◆ **Übungsaufgabe**: Entnimm dem Ausgangstext bitte unverändert die Passage ab der Stelle mit den Worten „Die folgenden zwei“ bis einschließlich „1952 sehr geeignet.“.

◆ **Ausgangstext**:
----------
Das zweite Buch mit dem Namen „Modern Egypt“[2] von Tom Little ist eine sehr leicht zu lesende, teilweise aber wohl gestraffte Geschichte Ägyptens. Little beschreibt sehr anschaulich die Vorgehensweise Nassers im Umgang mit General Ali Mohammed Nagib und die Abläufe im Machtapparat der Revolution.
Die folgenden zwei Bücher sind beide von P.J.Vatikiotis, der sich einerseits ausführlich mit der Jugendzeit Nassers und seinem politischen Werdegang in seinem Buch: „Nasser and his Generation“[3] beschäftigt und andererseits auch eine Geschichte Ägyptens verfasst hat (The History of Egypt[4]). Vatikiotis scheint ein sehr gut informierter Kenner der ägyptischen Revolution zu sein und überzeugt speziell durch seine Listen weiterführender Literatur. Besonders das Buch über Nasser und seine Generation ist zum tieferen Verständnis der Revolution und der Vorgänge in Ägypten seit 1952 sehr geeignet.
----------
Einträge mit Layout-Annotationen:
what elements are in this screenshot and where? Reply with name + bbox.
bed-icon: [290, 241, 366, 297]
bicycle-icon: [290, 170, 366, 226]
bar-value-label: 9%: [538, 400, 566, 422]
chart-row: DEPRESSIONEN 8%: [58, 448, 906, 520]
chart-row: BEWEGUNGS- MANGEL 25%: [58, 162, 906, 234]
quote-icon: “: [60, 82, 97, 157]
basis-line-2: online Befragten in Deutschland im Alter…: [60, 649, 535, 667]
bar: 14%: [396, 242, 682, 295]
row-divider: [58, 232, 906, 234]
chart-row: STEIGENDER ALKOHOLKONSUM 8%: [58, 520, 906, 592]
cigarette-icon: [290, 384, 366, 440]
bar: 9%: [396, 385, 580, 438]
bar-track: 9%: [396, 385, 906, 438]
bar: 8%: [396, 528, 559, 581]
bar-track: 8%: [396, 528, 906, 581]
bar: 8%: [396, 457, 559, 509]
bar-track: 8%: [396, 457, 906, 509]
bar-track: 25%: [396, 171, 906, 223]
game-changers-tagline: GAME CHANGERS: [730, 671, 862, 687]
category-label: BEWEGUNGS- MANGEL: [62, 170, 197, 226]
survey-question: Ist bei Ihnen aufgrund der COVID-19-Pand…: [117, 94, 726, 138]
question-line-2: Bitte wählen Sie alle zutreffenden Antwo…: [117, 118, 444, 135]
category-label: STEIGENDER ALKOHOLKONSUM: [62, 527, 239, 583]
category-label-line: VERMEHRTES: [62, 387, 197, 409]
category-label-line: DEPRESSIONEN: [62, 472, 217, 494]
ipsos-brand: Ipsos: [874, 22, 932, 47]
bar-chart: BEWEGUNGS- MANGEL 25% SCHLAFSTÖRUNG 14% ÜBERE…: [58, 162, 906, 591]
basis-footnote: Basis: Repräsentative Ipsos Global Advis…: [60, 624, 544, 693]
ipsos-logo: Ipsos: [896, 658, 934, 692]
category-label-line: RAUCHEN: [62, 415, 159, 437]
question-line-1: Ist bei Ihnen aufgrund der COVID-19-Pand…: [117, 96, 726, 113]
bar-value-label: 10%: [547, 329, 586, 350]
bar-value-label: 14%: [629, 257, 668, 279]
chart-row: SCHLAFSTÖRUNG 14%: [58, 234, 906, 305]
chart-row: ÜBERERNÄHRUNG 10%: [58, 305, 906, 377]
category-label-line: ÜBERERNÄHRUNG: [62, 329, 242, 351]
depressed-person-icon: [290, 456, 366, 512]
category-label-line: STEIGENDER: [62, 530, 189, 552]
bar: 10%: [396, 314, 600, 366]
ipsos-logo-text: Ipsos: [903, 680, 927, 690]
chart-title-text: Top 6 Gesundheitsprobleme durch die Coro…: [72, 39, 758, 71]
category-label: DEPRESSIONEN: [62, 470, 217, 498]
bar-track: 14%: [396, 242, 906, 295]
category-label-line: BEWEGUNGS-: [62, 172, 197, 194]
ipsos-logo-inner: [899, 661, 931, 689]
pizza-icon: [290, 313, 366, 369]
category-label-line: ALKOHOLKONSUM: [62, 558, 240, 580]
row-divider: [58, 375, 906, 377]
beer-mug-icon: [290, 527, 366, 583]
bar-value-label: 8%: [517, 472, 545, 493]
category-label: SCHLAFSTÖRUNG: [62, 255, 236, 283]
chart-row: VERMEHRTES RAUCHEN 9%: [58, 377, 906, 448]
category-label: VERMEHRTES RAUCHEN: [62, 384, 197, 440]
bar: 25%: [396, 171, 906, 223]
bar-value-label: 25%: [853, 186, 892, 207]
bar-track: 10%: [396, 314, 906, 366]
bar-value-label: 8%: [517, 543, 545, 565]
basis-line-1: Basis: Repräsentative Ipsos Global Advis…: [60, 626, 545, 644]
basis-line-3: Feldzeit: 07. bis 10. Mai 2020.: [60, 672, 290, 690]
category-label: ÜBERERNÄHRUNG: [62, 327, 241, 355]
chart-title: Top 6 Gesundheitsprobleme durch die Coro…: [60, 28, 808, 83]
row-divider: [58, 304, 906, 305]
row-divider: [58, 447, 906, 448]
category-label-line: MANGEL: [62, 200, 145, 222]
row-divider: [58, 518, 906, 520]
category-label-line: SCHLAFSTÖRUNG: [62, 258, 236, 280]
----------
◆ **Endergebnis**:
Die folgenden zwei Bücher sind beide von P.J.Vatikiotis, der sich einerseits ausführlich mit der Jugendzeit Nassers und seinem politischen Werdegang in seinem Buch: „Nasser and his Generation“[3] beschäftigt und andererseits auch eine Geschichte Ägyptens verfasst hat (The History of Egypt[4]). Vatikiotis scheint ein sehr gut informierter Kenner der ägyptischen Revolution zu sein und überzeugt speziell durch seine Listen weiterführender Literatur. Besonders das Buch über Nasser und seine Generation ist zum tieferen Verständnis der Revolution und der Vorgänge in Ägypten seit 1952 sehr geeignet.